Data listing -
-.-.-

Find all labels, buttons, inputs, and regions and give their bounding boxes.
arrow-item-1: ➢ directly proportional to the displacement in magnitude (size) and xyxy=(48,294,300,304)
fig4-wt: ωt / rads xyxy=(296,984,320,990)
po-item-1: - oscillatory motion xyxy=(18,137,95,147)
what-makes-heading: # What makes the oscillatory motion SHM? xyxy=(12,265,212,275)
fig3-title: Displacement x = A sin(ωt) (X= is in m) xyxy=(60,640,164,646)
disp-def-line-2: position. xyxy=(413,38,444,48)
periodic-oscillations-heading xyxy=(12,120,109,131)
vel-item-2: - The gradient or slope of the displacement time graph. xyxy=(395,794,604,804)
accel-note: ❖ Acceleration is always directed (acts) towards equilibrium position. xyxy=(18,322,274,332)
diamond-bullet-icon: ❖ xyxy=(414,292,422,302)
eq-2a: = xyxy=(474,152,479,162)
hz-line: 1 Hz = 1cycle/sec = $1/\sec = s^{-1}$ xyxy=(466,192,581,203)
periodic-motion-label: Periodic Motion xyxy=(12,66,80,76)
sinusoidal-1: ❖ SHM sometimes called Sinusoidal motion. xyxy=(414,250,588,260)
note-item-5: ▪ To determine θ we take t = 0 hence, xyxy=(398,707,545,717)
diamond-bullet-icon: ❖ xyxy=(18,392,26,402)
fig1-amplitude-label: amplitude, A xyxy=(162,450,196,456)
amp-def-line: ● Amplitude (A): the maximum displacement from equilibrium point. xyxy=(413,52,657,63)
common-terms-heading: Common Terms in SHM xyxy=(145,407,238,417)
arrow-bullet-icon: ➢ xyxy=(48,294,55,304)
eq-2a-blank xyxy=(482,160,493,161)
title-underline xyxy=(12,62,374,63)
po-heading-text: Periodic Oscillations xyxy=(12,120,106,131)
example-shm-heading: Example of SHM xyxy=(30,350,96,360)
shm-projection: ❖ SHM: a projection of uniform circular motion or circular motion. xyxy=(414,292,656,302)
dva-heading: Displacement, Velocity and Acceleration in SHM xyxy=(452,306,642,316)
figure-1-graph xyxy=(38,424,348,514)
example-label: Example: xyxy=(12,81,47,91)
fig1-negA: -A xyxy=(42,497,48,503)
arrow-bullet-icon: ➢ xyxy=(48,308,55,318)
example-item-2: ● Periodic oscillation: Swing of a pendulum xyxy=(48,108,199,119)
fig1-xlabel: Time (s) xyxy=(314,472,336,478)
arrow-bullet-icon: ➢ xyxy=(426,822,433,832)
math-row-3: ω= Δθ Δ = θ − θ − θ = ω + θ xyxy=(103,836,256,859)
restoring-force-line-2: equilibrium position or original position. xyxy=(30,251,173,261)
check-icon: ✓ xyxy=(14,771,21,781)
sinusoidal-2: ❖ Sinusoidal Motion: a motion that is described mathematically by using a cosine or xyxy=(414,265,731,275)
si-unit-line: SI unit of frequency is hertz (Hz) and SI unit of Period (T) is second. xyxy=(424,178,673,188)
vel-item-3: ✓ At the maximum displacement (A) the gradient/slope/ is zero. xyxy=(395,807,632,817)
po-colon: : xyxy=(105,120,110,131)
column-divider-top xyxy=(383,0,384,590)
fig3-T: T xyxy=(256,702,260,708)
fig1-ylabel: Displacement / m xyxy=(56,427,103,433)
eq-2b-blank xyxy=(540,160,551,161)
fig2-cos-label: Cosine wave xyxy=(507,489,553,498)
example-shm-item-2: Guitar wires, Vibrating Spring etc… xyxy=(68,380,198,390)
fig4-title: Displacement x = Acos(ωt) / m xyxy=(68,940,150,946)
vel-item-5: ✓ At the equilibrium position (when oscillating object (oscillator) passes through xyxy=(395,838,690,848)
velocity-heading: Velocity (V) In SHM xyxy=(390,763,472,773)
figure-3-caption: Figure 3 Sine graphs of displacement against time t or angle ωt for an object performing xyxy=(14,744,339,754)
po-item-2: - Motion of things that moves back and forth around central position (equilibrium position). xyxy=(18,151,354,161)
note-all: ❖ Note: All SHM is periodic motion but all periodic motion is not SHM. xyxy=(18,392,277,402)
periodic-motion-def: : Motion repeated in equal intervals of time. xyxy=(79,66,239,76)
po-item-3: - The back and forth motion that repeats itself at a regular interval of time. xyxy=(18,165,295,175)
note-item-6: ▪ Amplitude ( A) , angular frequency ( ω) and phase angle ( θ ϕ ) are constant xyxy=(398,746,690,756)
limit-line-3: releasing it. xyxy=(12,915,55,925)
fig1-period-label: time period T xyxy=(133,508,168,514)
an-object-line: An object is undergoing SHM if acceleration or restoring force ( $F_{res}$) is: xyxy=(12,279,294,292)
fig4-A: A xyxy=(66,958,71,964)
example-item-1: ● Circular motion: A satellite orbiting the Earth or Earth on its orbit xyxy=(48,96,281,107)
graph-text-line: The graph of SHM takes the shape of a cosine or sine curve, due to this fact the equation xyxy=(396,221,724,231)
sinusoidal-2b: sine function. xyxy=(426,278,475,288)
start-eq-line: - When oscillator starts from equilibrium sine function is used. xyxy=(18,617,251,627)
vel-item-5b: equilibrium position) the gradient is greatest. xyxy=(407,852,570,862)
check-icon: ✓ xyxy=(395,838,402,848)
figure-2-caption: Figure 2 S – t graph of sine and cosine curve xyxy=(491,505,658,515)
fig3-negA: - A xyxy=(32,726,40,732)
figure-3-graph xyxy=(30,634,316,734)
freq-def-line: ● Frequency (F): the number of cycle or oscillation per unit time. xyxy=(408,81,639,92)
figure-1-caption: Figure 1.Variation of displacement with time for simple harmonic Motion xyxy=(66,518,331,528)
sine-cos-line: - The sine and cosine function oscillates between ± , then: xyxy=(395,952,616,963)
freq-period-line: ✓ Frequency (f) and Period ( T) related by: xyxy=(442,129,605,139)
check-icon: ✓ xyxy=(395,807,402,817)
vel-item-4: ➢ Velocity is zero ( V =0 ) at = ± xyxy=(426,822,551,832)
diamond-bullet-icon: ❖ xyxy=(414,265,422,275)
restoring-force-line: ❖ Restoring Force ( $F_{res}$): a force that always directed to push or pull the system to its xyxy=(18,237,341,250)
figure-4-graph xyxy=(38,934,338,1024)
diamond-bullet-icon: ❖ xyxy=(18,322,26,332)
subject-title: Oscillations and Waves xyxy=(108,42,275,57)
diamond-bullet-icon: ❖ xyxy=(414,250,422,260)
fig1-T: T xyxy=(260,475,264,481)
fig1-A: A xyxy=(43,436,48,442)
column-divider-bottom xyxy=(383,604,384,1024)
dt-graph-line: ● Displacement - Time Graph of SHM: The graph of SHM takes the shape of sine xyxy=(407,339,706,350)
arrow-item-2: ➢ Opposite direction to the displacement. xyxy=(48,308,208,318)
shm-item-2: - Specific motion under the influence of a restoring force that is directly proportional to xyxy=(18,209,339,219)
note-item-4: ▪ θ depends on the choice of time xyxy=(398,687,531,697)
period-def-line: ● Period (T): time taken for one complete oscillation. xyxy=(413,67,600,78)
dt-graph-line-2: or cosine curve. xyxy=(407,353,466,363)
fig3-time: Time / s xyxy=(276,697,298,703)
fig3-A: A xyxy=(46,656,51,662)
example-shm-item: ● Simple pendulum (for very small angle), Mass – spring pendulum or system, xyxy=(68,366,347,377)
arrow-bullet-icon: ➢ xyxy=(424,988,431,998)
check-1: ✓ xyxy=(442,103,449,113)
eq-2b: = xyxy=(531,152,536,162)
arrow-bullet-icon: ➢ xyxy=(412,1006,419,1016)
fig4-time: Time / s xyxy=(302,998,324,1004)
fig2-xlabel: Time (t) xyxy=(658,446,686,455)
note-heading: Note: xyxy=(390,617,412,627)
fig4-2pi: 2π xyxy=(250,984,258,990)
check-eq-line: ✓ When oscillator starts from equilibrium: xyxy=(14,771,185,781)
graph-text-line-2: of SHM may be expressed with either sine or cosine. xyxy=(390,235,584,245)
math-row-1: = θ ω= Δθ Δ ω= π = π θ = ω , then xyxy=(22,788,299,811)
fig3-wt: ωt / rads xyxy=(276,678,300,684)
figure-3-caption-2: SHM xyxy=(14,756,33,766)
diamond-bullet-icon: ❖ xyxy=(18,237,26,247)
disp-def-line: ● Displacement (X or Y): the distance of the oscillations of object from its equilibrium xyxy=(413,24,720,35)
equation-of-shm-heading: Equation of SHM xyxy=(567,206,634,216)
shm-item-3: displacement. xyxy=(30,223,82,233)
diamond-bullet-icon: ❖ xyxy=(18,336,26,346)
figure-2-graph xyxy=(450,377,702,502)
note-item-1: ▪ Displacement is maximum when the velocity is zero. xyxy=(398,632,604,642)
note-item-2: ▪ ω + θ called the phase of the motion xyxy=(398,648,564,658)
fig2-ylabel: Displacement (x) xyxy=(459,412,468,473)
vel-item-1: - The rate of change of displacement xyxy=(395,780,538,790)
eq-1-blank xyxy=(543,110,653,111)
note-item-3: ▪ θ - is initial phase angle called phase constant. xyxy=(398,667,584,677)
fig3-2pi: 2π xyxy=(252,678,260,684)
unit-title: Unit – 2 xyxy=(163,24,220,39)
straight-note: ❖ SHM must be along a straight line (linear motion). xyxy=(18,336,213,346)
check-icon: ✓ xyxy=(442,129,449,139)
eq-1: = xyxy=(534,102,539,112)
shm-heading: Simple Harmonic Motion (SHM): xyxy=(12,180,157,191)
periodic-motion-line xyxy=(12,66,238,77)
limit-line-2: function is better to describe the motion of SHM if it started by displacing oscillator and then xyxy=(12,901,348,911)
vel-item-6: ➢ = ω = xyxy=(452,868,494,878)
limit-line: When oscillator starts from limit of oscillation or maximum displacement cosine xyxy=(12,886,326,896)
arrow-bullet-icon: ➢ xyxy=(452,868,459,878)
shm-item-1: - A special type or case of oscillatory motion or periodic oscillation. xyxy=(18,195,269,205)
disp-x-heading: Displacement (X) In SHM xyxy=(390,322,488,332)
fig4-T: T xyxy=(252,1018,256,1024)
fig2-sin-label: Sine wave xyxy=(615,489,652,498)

-.-.-

STATED EXERCISE -
Copy the records from the first line down to and including the line that holds "figure-1-graph xyxy=(38,424,348,514)", swapping "oscillatory motion" for "vibratory motion" and changing nothing else. Give back only those lines.

OUTPUT -
Find all labels, buttons, inputs, and regions and give their bounding boxes.
arrow-item-1: ➢ directly proportional to the displacement in magnitude (size) and xyxy=(48,294,300,304)
fig4-wt: ωt / rads xyxy=(296,984,320,990)
po-item-1: - vibratory motion xyxy=(18,137,95,147)
what-makes-heading: # What makes the vibratory motion SHM? xyxy=(12,265,212,275)
fig3-title: Displacement x = A sin(ωt) (X= is in m) xyxy=(60,640,164,646)
disp-def-line-2: position. xyxy=(413,38,444,48)
periodic-oscillations-heading xyxy=(12,120,109,131)
vel-item-2: - The gradient or slope of the displacement time graph. xyxy=(395,794,604,804)
accel-note: ❖ Acceleration is always directed (acts) towards equilibrium position. xyxy=(18,322,274,332)
diamond-bullet-icon: ❖ xyxy=(414,292,422,302)
eq-2a: = xyxy=(474,152,479,162)
hz-line: 1 Hz = 1cycle/sec = $1/\sec = s^{-1}$ xyxy=(466,192,581,203)
periodic-motion-label: Periodic Motion xyxy=(12,66,80,76)
sinusoidal-1: ❖ SHM sometimes called Sinusoidal motion. xyxy=(414,250,588,260)
note-item-5: ▪ To determine θ we take t = 0 hence, xyxy=(398,707,545,717)
diamond-bullet-icon: ❖ xyxy=(18,392,26,402)
fig1-amplitude-label: amplitude, A xyxy=(162,450,196,456)
amp-def-line: ● Amplitude (A): the maximum displacement from equilibrium point. xyxy=(413,52,657,63)
common-terms-heading: Common Terms in SHM xyxy=(145,407,238,417)
arrow-bullet-icon: ➢ xyxy=(48,294,55,304)
eq-2a-blank xyxy=(482,160,493,161)
title-underline xyxy=(12,62,374,63)
po-heading-text: Periodic Oscillations xyxy=(12,120,106,131)
example-shm-heading: Example of SHM xyxy=(30,350,96,360)
shm-projection: ❖ SHM: a projection of uniform circular motion or circular motion. xyxy=(414,292,656,302)
dva-heading: Displacement, Velocity and Acceleration in SHM xyxy=(452,306,642,316)
figure-1-graph xyxy=(38,424,348,514)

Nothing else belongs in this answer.